▸ **Exercise task**
Give every entry again, unchanged, and leave its images out.

▸ **Dataset excerpts**
▬▬▬▬▬▬
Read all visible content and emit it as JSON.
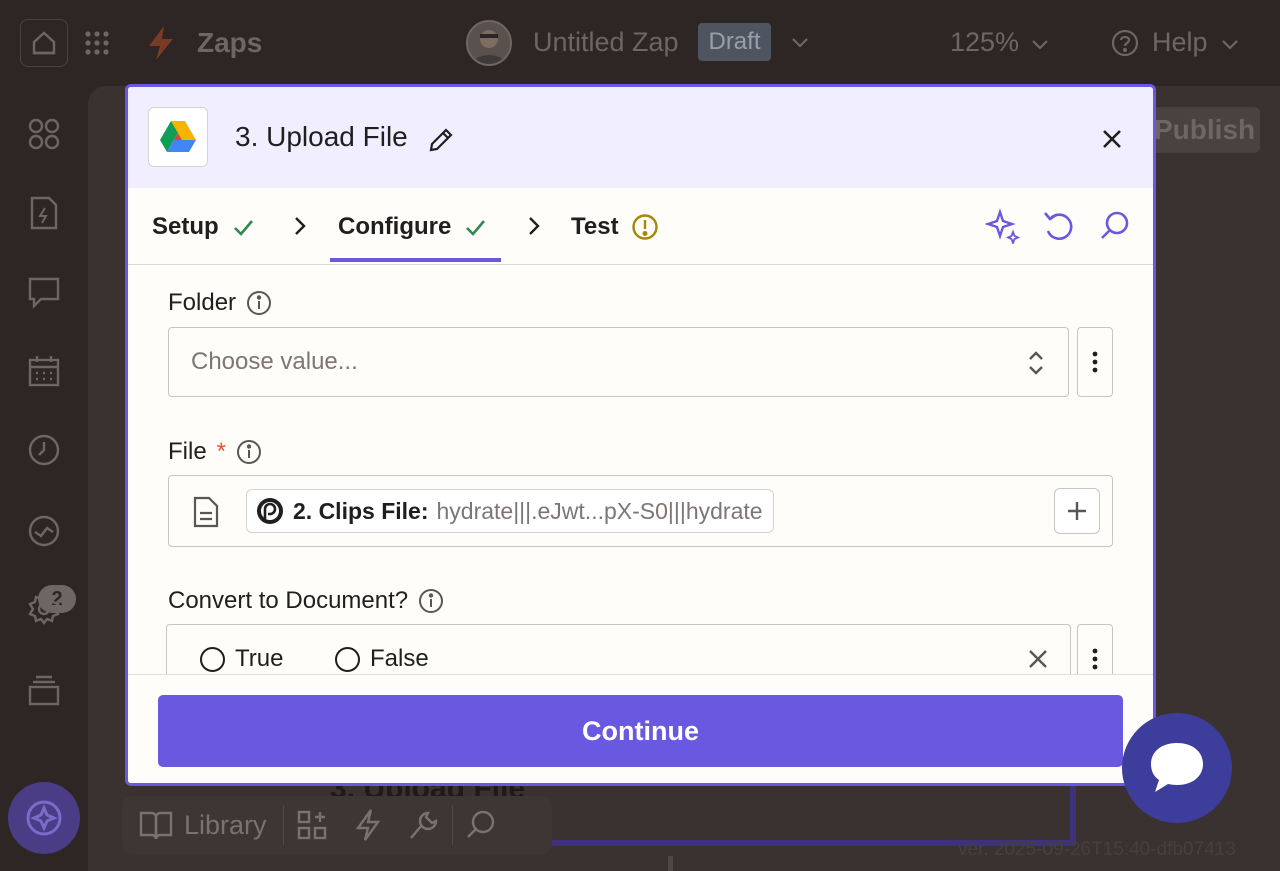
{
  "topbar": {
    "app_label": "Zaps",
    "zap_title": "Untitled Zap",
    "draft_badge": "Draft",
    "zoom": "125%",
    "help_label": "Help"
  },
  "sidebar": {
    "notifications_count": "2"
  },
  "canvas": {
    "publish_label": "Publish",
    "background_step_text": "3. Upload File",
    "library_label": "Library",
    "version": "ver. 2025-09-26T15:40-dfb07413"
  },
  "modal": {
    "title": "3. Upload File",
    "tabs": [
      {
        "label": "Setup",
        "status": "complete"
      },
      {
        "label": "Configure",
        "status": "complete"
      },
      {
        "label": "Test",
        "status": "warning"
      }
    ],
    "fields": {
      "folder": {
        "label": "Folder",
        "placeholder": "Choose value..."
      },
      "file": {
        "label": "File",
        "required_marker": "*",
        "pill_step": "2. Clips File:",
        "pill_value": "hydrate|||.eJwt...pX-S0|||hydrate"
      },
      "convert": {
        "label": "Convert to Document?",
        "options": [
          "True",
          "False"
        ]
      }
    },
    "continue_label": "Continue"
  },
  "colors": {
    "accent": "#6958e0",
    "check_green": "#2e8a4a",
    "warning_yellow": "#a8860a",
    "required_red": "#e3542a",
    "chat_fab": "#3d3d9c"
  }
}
▬▬▬▬▬▬
▸ **Problem solution**
Read all visible content and emit it as JSON.
{
  "topbar": {
    "app_label": "Zaps",
    "zap_title": "Untitled Zap",
    "draft_badge": "Draft",
    "zoom": "125%",
    "help_label": "Help"
  },
  "sidebar": {
    "notifications_count": "2"
  },
  "canvas": {
    "publish_label": "Publish",
    "background_step_text": "3. Upload File",
    "library_label": "Library",
    "version": "ver. 2025-09-26T15:40-dfb07413"
  },
  "modal": {
    "title": "3. Upload File",
    "tabs": [
      {
        "label": "Setup",
        "status": "complete"
      },
      {
        "label": "Configure",
        "status": "complete"
      },
      {
        "label": "Test",
        "status": "warning"
      }
    ],
    "fields": {
      "folder": {
        "label": "Folder",
        "placeholder": "Choose value..."
      },
      "file": {
        "label": "File",
        "required_marker": "*",
        "pill_step": "2. Clips File:",
        "pill_value": "hydrate|||.eJwt...pX-S0|||hydrate"
      },
      "convert": {
        "label": "Convert to Document?",
        "options": [
          "True",
          "False"
        ]
      }
    },
    "continue_label": "Continue"
  },
  "colors": {
    "accent": "#6958e0",
    "check_green": "#2e8a4a",
    "warning_yellow": "#a8860a",
    "required_red": "#e3542a",
    "chat_fab": "#3d3d9c"
  }
}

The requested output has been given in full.